* [WHAT YOU HAVE TO DO]: Which lines below hold the word "unique"? Copy all of them.

* [EXCERPTED DATA]:
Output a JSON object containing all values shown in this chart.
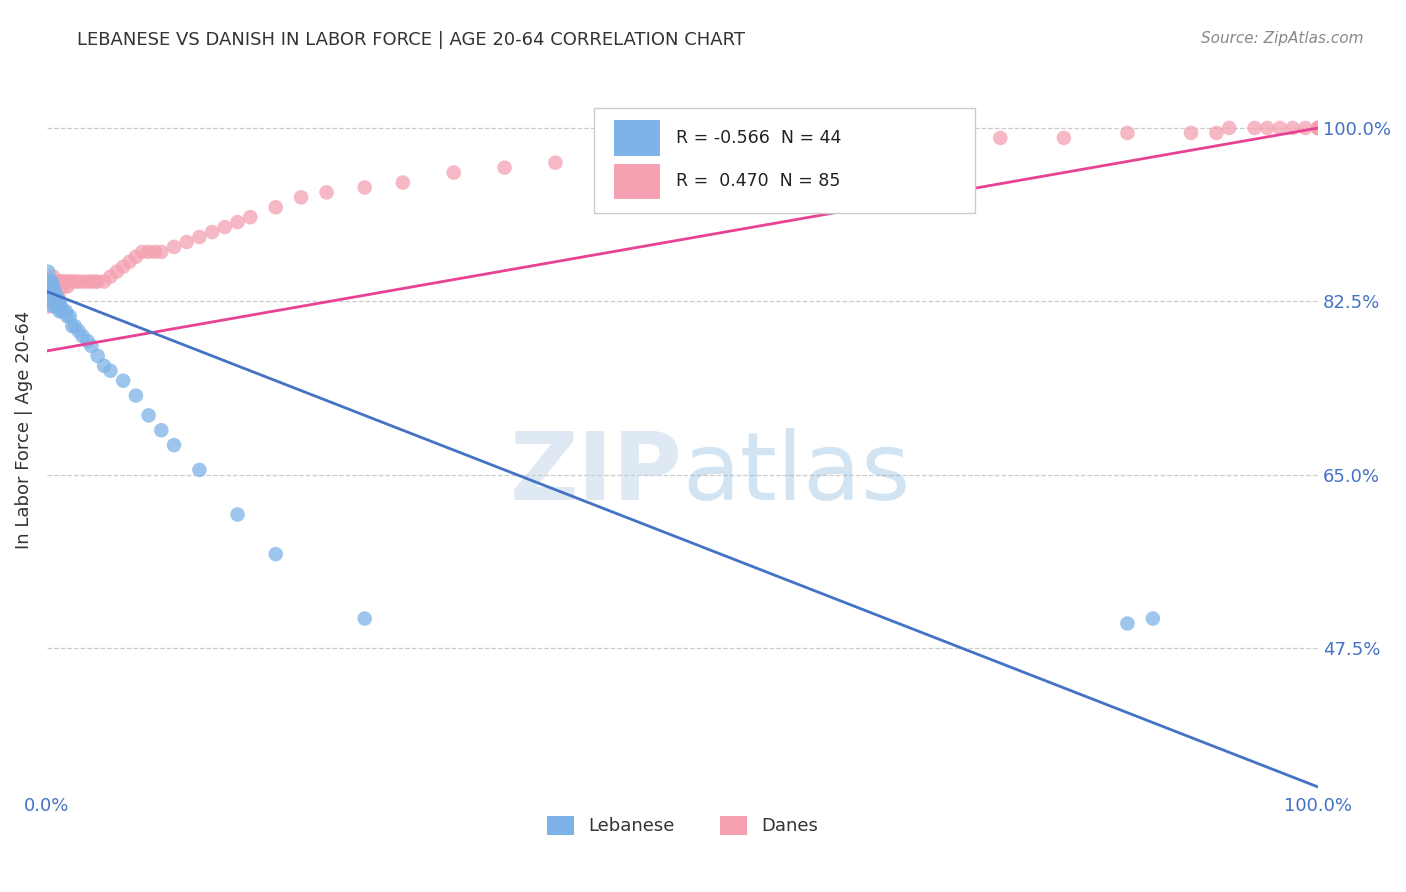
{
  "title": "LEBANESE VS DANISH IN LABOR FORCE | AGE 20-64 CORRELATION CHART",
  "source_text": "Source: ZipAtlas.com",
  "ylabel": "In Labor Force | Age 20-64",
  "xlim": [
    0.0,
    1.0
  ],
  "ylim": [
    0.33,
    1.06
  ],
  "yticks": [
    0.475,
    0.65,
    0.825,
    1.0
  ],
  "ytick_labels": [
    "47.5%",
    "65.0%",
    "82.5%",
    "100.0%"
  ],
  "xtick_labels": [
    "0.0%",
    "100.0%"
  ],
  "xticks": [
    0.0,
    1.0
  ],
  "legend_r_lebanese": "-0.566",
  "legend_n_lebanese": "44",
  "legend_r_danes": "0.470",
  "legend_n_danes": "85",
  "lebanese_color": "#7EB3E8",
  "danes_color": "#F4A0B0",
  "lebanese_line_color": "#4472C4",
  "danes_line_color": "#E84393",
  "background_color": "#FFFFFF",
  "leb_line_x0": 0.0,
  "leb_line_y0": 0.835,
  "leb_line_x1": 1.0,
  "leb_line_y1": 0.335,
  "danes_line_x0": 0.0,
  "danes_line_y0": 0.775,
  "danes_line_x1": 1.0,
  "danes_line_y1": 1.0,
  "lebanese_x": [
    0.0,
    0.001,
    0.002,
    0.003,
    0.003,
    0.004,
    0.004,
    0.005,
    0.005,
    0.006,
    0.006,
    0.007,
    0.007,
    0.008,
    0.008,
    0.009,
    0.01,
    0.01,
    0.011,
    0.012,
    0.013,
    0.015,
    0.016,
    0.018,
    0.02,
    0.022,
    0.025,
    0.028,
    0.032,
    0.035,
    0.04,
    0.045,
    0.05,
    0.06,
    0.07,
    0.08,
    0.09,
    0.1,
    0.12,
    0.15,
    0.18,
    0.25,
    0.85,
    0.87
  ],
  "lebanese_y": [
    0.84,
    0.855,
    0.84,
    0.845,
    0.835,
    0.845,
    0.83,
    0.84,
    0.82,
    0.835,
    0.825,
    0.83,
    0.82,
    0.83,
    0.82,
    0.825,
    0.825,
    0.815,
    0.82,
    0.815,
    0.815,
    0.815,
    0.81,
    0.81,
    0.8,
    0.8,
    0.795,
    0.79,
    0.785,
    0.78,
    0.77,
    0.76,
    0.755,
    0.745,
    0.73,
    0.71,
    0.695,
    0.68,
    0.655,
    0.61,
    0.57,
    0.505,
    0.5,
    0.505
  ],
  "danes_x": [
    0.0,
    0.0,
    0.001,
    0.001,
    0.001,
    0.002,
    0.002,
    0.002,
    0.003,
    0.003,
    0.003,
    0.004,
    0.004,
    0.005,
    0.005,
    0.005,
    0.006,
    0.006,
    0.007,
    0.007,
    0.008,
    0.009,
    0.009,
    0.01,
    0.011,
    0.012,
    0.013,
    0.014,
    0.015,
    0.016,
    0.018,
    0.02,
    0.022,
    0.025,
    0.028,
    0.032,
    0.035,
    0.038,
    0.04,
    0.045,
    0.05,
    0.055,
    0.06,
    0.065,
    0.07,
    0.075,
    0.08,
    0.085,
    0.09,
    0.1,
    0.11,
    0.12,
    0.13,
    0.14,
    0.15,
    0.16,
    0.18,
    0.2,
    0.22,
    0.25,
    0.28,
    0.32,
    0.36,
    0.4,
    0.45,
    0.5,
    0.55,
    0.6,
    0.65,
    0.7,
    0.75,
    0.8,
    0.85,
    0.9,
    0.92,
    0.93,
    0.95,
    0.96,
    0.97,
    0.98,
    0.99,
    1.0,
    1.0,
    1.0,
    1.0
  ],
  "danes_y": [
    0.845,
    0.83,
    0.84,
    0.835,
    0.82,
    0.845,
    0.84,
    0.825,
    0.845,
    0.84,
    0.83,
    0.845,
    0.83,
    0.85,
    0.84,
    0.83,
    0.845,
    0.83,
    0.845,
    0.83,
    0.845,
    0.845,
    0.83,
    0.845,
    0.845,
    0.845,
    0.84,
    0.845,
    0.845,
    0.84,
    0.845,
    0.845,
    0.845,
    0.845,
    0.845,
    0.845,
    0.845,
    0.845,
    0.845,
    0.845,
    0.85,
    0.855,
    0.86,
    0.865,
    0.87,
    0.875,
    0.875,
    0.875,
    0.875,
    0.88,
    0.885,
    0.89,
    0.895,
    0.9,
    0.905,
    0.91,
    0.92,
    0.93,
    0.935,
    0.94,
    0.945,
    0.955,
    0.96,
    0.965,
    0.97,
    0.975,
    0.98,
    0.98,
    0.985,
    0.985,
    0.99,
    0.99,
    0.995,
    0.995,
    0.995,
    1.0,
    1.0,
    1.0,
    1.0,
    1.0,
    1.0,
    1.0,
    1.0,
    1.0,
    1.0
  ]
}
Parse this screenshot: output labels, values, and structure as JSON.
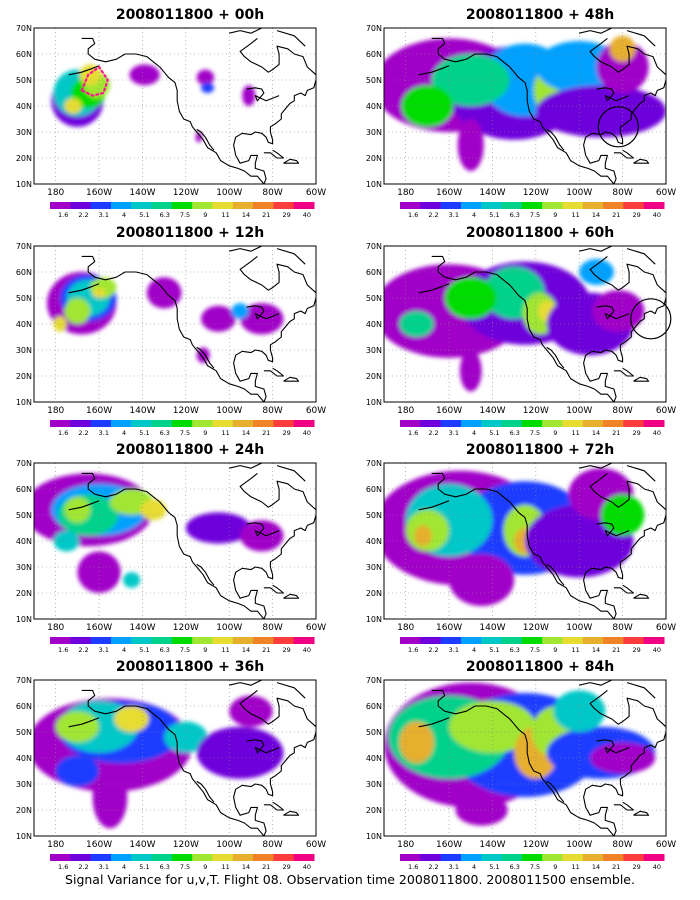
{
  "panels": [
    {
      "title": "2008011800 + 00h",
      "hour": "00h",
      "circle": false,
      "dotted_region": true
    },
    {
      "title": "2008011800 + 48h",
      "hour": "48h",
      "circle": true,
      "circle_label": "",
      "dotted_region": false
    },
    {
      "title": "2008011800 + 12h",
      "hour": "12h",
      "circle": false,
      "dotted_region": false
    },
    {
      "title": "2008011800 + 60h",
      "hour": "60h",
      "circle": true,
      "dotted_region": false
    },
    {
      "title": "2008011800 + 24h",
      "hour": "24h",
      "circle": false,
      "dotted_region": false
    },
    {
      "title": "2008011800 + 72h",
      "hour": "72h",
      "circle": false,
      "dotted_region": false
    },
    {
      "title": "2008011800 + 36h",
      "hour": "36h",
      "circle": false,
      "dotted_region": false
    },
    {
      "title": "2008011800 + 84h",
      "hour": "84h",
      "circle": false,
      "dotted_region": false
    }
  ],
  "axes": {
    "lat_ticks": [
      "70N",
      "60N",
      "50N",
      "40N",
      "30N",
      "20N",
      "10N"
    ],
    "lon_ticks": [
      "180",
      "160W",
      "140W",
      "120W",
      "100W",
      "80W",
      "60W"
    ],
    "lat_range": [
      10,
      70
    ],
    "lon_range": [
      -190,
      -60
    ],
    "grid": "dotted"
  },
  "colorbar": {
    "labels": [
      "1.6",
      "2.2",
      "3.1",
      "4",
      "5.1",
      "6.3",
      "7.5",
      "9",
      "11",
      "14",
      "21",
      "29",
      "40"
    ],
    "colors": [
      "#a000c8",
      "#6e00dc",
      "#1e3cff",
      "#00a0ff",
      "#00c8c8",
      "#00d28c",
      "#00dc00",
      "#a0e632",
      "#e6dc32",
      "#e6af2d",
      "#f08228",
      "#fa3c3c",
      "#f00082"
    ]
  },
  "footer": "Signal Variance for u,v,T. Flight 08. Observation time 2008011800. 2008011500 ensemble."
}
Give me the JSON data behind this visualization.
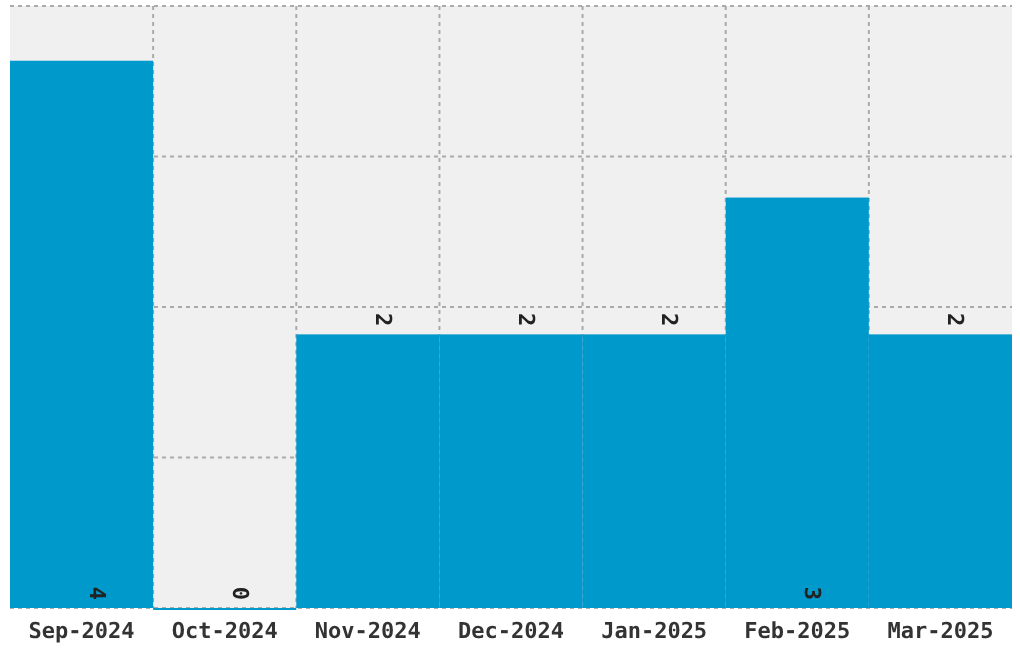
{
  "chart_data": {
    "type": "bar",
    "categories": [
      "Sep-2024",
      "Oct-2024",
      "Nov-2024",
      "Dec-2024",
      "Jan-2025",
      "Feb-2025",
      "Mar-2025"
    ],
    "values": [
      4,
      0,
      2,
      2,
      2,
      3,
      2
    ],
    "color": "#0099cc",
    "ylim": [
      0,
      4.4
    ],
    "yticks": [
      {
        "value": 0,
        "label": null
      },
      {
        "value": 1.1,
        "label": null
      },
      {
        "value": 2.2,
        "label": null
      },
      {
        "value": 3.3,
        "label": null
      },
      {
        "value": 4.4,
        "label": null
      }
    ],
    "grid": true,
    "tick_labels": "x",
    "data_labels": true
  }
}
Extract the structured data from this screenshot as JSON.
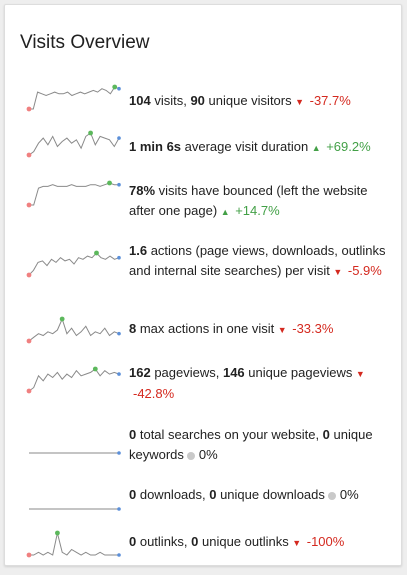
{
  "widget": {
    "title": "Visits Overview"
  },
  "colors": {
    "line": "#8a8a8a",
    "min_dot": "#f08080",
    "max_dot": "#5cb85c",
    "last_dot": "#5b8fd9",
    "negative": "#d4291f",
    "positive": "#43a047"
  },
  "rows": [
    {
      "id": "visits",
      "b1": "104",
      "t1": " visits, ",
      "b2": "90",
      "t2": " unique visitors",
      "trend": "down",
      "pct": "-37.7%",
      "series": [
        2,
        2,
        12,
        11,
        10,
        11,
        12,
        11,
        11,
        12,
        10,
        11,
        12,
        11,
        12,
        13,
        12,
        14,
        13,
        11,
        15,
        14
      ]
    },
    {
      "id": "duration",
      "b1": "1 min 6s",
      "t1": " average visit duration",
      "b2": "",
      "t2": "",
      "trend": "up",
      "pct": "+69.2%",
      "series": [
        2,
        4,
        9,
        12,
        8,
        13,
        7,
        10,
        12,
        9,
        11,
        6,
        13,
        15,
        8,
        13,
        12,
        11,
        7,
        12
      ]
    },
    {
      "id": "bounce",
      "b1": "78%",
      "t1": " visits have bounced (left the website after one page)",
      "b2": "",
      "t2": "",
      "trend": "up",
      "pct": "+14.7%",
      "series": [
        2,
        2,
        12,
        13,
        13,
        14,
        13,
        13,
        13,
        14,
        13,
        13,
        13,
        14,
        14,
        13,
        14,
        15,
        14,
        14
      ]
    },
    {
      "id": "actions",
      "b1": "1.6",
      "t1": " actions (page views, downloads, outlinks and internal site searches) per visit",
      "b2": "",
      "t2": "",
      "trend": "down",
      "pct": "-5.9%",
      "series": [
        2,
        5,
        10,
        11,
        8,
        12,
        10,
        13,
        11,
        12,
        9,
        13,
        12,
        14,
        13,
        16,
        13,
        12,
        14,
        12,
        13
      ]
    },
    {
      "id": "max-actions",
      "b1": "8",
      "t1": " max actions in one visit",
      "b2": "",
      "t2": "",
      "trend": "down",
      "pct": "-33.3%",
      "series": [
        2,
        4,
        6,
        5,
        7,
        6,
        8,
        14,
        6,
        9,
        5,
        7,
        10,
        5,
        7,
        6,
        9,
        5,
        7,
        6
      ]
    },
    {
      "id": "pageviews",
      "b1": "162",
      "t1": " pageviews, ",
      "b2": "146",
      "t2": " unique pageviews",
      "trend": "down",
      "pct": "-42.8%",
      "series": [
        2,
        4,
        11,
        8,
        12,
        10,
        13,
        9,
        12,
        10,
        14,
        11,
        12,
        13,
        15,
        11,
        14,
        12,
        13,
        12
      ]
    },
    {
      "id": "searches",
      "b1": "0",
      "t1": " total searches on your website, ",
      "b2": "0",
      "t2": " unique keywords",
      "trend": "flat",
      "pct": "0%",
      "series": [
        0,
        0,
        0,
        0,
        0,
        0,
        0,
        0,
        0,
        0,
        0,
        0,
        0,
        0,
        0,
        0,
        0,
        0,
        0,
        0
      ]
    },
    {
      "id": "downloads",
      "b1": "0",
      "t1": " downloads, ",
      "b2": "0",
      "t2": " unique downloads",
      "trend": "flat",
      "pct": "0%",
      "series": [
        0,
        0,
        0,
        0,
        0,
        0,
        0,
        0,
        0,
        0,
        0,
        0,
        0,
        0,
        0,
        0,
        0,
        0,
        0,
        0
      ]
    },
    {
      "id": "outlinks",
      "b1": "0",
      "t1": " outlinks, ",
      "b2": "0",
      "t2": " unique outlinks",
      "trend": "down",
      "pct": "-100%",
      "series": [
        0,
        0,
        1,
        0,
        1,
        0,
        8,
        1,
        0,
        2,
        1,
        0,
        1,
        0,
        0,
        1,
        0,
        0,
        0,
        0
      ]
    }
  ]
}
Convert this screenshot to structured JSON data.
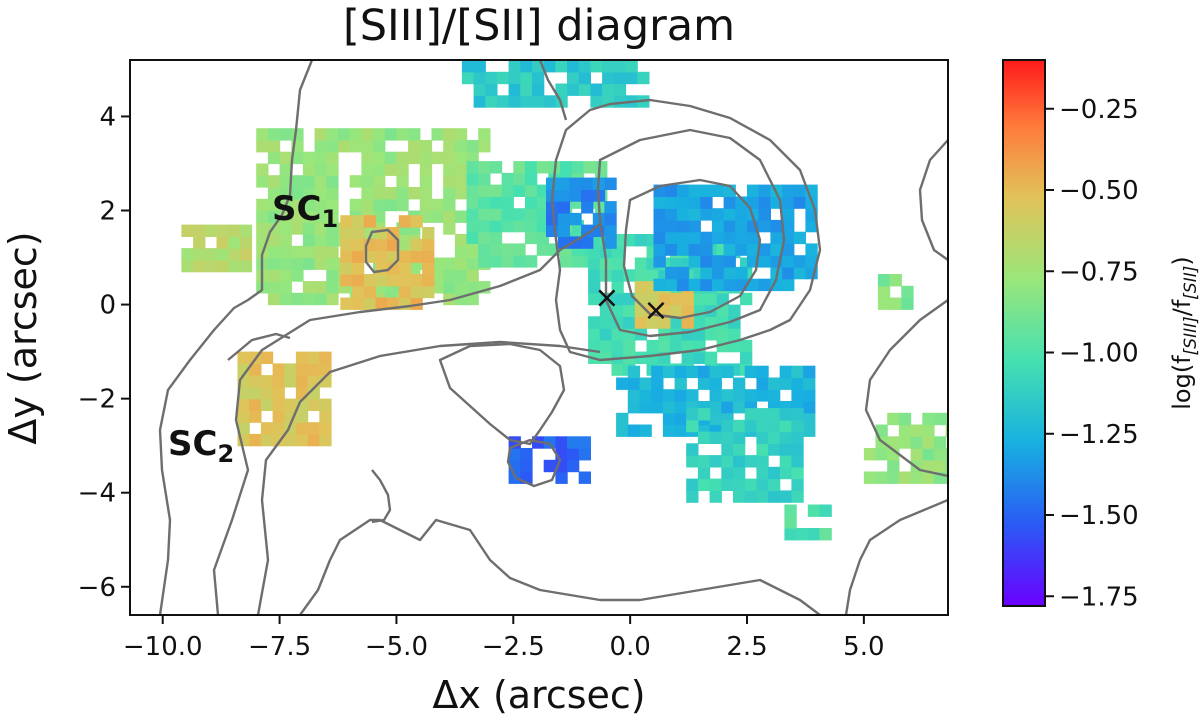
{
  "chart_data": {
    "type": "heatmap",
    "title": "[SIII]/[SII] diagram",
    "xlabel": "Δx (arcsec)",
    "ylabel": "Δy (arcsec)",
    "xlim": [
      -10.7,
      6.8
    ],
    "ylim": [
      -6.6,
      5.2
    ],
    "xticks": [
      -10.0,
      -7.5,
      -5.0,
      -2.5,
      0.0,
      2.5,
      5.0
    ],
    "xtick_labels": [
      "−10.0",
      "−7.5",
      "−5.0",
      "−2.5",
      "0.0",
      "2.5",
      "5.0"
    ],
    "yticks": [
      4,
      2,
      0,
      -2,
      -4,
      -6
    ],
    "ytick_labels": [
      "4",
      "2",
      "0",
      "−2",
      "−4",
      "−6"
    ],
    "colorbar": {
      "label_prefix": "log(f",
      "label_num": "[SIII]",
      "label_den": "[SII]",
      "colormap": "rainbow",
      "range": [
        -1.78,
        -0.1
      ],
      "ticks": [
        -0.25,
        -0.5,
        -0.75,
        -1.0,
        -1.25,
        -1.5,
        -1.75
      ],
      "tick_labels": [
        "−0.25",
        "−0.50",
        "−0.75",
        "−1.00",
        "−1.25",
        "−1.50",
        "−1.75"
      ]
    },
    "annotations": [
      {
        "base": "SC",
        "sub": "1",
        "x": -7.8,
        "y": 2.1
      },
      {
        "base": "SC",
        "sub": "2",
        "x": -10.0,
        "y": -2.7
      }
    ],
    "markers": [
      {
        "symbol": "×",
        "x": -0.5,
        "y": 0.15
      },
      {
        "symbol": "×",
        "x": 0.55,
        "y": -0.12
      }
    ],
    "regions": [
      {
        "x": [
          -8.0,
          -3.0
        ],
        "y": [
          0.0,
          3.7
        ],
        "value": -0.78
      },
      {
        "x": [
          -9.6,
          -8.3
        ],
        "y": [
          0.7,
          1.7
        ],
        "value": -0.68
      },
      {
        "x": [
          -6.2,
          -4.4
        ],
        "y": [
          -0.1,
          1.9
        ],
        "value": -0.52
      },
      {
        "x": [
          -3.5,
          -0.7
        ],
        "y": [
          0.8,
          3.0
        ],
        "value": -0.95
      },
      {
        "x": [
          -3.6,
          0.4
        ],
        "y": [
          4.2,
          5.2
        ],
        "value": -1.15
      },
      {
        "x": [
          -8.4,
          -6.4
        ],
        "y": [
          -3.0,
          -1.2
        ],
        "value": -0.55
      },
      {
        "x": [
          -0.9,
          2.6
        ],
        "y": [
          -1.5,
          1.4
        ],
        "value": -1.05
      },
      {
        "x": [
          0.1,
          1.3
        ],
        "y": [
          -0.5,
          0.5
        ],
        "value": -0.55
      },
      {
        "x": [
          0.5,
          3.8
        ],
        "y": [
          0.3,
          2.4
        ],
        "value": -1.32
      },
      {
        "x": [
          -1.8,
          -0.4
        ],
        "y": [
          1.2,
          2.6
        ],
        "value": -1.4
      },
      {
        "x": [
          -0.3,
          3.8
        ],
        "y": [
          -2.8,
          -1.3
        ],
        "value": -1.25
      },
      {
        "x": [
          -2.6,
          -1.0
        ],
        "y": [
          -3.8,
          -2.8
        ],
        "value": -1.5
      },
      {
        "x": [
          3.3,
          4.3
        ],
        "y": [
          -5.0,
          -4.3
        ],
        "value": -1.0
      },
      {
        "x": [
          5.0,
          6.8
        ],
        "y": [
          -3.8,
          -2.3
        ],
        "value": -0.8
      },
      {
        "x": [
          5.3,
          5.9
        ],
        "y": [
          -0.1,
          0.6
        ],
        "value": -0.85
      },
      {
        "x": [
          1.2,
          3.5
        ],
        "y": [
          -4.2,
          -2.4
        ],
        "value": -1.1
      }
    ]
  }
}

* [REPLY]:
      "t2": " unique visitors",
      "t2": " unique pageviews",
      "t2": " unique keywords",
      "t2": " unique downloads",
      "t2": " unique outlinks",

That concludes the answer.